■ Bloque de texto ■
==============================

¡Cómo nos gustan los muertos…!
no solo a nosotros, españolitos necrófilos que en cuanto algunos de los que
atizamos duramente en vida, llamándoles de todo, se le ocurre morirse, corremos
a venerar su figura, haciendo, la mayoría de las veces, apología intensa de una
vida que, mientras la vivía, detestábamos. Ignoro el sentido auténtico de este
curioso fenómeno, pero ni que decir tiene que,
el hecho de sentirse benévolo cuando ya el finado no nos puede fastidiar
en aquello que lo hacía, nos genera una placidez casi, casi, sincera.
Ha muerto un hombre en cierto
modo singular. Aunque solo fuese por que fue capaz de mantenerse en el poder
casi cincuenta años, vivir a pesar de todos y de las diversas formas en que
quisieron matarle, desafiar al gigante americano y ser llamado todavía por
algunos, el padrecito de los cubanos, después
de sus incontables fechorías humanas y políticas…solo por eso hay pensar que el
hombre que acaba de morir no era un dictadorzuelo cualquiera, no era uno más de
los que han ensombrecido la vida de los países de Iberoamérica.
Fidel Castro, muerto en olor
casi de santidad, fue, desde luego muchas cosas más que el presidente de una
nación constreñida y pobre. Fue lo que quiso ser, aunque tal vez el día en que
entró en La Habana
junto al –posteriormente– celebérrimo Che Guevara, sus intenciones fuesen
otras, y hasta, concedámosles la posibilidad, mejores para el pueblo al que salvó de un
elemento como Batista. Pero el tiempo todo lo altera y con él no hizo
excepción. Mal gestor de la economía, pésimo administrador de los bienes con
los que contaba, ni siquiera su platónico amor con la Rusia de entonces logró
aminorar la decadencia en la producción, que año tras año fue cayendo en
picado.
El mito de sus logros en materia
de salud y educación, aun con una incipiente base, no justifica que demasiados
médicos tuviesen que recetar medicamentos inexistentes en la isla, o la falta
de profesorado competente en unas escuelas caídas a trozos y casi en ruinas.
Pero Fidel Castro tenía sus
trucos, claves para conseguir el éxito popular que se le atribuye. Uno de ellos
fue la adhesión a los ritos paganos-cristianos de las naciones que le ungieron
con su adhesión. Los santuarios de la macumba
brasileña, del vudú haitiano, del winti
de Guayana, todos tenían la imagen de Castro junto a las más diversas
deidades. Así se alcanza una veneración que difícilmente se consigue con
hechos, o en un ámbito cultural desarrollado.

==============================

■ Tareas del ejercicio ■
1. Conteste con base en el texto sobre la muerte de Fidel Castro:
(a) ¿Durante cuánto tiempo, aproximadamente, logró mantenerse en el poder?
(b) ¿Junto a quién entró en La Habana?
(c) ¿En qué santuarios figuraba su imagen junto a diversas deidades?
2. Prosiga el texto sobre la muerte de Fidel Castro a partir de su última oración.
Los registros no guardan relación alguna con el texto sobre la muerte de Fidel Castro.

(Datos de segmentación de página)

==============================

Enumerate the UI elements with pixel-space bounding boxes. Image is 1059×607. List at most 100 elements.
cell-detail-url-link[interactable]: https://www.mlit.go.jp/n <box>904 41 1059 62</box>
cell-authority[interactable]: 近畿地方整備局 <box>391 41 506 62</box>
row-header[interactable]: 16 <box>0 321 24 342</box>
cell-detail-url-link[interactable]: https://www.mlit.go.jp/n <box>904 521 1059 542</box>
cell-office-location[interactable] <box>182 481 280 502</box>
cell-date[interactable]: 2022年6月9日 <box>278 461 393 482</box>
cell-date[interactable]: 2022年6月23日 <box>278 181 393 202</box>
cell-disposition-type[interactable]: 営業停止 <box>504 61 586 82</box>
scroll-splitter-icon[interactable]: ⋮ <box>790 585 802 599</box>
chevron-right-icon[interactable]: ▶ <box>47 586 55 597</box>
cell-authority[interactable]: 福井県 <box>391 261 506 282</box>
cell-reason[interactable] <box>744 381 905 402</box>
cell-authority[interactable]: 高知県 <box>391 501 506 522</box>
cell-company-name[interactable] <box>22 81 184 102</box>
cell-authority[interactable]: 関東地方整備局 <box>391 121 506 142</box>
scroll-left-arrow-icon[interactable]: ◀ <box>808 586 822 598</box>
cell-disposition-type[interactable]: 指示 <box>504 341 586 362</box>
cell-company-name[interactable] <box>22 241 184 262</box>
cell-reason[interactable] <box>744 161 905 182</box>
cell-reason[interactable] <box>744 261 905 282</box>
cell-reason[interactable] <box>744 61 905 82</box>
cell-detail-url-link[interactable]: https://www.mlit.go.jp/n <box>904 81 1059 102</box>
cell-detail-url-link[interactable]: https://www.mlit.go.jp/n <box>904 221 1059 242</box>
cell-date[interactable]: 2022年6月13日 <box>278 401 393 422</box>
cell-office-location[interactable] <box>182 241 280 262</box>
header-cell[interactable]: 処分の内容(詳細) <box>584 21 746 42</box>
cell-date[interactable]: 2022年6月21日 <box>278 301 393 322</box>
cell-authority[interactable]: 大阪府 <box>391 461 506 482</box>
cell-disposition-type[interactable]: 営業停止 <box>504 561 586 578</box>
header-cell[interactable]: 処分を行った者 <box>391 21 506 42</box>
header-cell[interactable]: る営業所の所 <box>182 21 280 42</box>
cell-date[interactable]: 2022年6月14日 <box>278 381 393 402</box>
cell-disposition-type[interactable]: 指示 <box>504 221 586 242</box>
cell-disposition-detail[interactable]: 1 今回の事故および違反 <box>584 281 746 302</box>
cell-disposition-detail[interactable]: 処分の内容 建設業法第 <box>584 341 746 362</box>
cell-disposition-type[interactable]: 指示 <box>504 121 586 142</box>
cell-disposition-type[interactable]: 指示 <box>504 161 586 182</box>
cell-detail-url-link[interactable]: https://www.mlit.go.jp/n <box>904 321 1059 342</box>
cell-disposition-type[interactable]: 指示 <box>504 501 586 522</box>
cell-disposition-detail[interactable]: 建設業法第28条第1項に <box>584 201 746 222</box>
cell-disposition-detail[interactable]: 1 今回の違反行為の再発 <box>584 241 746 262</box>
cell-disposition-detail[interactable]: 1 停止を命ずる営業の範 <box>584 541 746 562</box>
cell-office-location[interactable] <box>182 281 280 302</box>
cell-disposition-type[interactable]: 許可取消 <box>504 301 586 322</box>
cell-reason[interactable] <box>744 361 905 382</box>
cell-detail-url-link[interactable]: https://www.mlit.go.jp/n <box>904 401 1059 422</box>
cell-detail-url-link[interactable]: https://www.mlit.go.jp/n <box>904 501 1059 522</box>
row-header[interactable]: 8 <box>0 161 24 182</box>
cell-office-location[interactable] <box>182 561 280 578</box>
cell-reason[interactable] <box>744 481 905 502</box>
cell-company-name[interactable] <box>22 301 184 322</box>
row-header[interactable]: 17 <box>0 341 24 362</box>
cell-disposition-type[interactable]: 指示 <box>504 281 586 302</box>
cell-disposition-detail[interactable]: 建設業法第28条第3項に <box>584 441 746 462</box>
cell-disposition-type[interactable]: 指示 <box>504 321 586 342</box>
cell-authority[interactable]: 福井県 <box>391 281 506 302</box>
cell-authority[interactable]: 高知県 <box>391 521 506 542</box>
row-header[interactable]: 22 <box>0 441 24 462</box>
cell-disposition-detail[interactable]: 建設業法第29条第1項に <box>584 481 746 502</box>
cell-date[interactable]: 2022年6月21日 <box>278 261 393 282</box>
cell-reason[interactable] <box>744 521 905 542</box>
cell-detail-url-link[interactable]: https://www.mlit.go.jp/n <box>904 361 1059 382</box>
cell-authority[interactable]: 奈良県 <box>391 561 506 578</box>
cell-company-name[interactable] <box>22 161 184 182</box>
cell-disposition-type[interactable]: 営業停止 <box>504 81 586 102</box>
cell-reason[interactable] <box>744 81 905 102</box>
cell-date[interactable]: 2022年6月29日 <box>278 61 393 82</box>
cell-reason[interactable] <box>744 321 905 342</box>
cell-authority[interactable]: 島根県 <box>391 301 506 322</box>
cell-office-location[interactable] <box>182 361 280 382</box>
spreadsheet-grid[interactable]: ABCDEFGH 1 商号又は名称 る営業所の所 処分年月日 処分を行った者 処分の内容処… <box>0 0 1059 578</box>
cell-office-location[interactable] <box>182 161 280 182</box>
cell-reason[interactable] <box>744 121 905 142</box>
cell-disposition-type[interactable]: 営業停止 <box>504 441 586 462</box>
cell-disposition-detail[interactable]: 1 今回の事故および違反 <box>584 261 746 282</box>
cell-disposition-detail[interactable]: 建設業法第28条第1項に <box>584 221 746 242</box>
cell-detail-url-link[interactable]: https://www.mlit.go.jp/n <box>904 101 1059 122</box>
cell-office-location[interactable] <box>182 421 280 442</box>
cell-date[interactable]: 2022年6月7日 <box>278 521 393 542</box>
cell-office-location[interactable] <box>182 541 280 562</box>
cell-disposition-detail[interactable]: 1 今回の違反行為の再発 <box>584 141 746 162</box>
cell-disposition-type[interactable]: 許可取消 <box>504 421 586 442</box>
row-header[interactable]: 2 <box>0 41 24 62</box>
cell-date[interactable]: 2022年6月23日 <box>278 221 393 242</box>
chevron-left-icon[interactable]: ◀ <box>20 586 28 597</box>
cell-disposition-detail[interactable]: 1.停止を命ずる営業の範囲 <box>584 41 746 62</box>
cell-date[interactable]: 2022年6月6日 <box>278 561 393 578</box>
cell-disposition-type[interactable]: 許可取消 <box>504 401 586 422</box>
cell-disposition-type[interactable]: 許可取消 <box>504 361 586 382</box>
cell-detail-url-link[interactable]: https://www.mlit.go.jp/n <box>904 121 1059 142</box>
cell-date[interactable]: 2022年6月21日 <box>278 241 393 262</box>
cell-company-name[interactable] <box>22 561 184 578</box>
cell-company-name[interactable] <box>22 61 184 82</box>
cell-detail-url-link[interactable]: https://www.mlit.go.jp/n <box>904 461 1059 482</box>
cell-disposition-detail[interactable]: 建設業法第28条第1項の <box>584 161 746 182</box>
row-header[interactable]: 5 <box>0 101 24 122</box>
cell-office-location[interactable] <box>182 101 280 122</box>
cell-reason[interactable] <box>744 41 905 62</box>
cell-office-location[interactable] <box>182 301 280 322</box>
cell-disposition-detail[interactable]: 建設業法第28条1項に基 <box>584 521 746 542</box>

==============================

■ Respuestas ■
1.
(a) Casi cincuenta años.
(b) Junto al Che Guevara.
(c) En los santuarios de la macumba brasileña, del vudú haitiano y del winti de Guayana.

2.
Otro tema distinto es la
realidad de las persecuciones castristas. A una poetisa, María Elena Cruz
Varela, opositora al régimen, le hicieron rodar por las escaleras, y,
ensangrentada, la obligaron a comerse sus poemas. Un ejemplo entre los miles de
encarcelados, intelectuales o no, o de los muchos que perdieron la vida dentro
del saldo oficial de 3.216 desaparecidos y asesinados.
El castrismo, además exportó su
modelo hacia casi toda la América Latina.
En Venezuela, las bandas criminales que hoy siembran el terror y se han cobrado
miles de vidas fueron entrenadas por Cuba. Lo que no deja de resultar curioso
es la diferente vara de medir que muchos
diarios y articulistas han usado en la hora de la necrológica. Mientras los
dictadores militares que asolaron Chile y Argentina, fueron considerados en el
exterior como lo que eran, y en general, rechazados, a Fidel una vez alcanzada
la provecta edad de noventa años, y familiarizados con sus últimas fotos en
chándal, ha logrado que los titulares encabecen en muchos casos sus crónicas
llamándole simplemente “El líder de la Revolución Cubana ”. Un abuelito encantador que todavía era capaz
de arengar durante cuatro o cinco horas, a pesar de la barba rala y los
párpados caídos
No parece sino que dicha
revolución hubiese sido ejemplar y llevado al país a una democracia auténtica.
Lo dicho. ¡Cuánto nos gustan los
muertos! Y que fácil resulta idealizar, a veces, a quien en vida, abolió de un
plumazo, además de lo escrito
anteriormente, la libertad.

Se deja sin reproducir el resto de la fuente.